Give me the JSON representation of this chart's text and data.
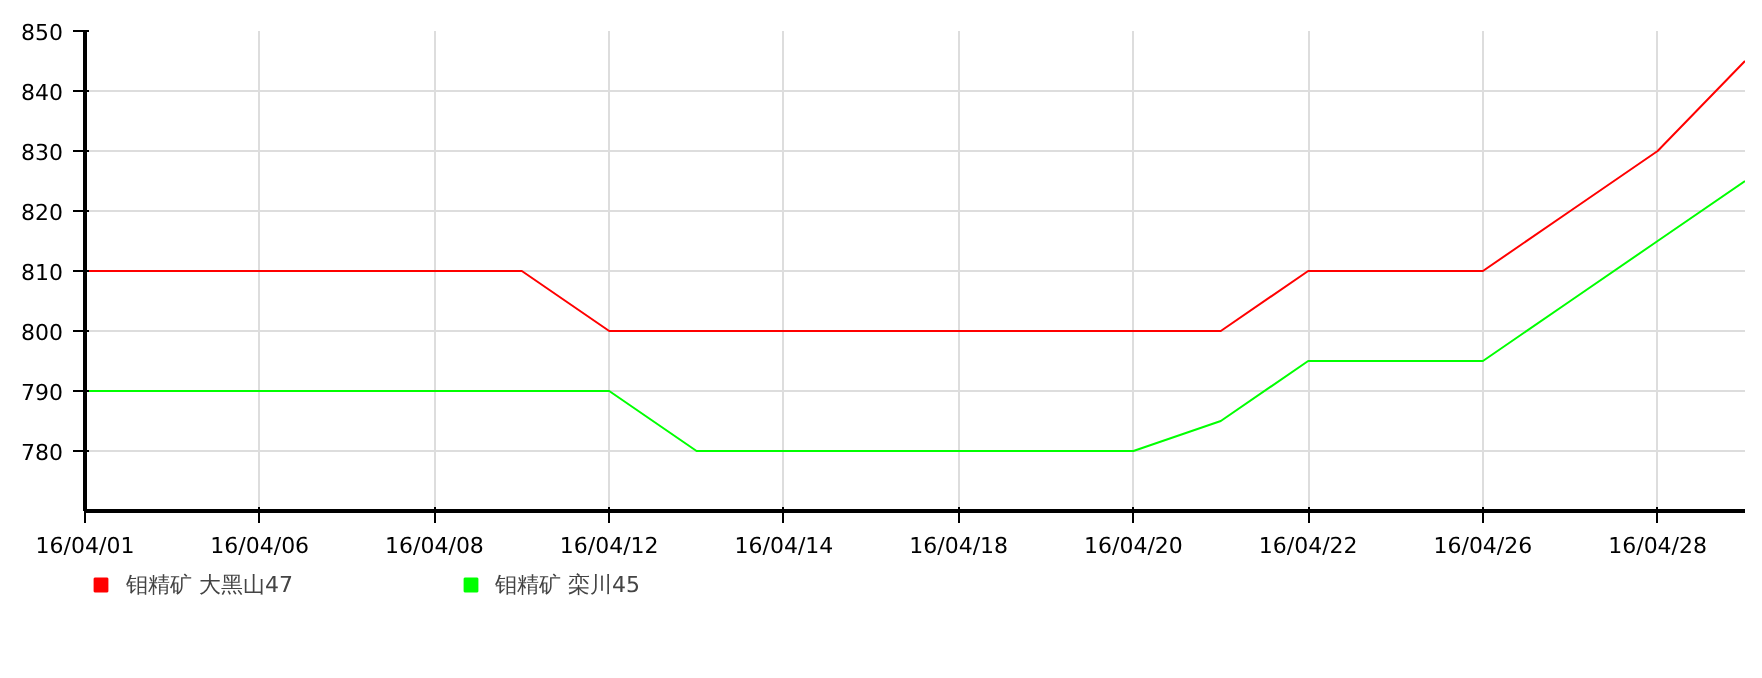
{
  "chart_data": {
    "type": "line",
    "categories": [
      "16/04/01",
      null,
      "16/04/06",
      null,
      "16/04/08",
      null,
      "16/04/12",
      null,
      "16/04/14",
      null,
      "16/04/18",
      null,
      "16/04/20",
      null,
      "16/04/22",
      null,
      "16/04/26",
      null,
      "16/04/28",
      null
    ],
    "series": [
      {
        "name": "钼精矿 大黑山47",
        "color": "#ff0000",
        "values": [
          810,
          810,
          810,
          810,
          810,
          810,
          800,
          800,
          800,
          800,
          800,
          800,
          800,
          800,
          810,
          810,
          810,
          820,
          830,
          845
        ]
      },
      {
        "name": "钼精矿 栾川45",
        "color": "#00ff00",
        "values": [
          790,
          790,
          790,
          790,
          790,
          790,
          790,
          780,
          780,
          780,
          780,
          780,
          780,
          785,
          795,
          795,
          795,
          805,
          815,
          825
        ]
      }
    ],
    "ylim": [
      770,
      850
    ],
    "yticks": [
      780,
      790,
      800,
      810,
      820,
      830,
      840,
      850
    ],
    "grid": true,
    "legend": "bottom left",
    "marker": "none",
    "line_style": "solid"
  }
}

+++

## THE TASK
Write out every record above exactly as it stands, but leave out the pictures.

## TASK OUTPUT
Give me the JSON representation of this chart's text and data.
{
  "chart_data": {
    "type": "line",
    "categories": [
      "16/04/01",
      null,
      "16/04/06",
      null,
      "16/04/08",
      null,
      "16/04/12",
      null,
      "16/04/14",
      null,
      "16/04/18",
      null,
      "16/04/20",
      null,
      "16/04/22",
      null,
      "16/04/26",
      null,
      "16/04/28",
      null
    ],
    "series": [
      {
        "name": "钼精矿 大黑山47",
        "color": "#ff0000",
        "values": [
          810,
          810,
          810,
          810,
          810,
          810,
          800,
          800,
          800,
          800,
          800,
          800,
          800,
          800,
          810,
          810,
          810,
          820,
          830,
          845
        ]
      },
      {
        "name": "钼精矿 栾川45",
        "color": "#00ff00",
        "values": [
          790,
          790,
          790,
          790,
          790,
          790,
          790,
          780,
          780,
          780,
          780,
          780,
          780,
          785,
          795,
          795,
          795,
          805,
          815,
          825
        ]
      }
    ],
    "ylim": [
      770,
      850
    ],
    "yticks": [
      780,
      790,
      800,
      810,
      820,
      830,
      840,
      850
    ],
    "grid": true,
    "legend": "bottom left",
    "marker": "none",
    "line_style": "solid"
  }
}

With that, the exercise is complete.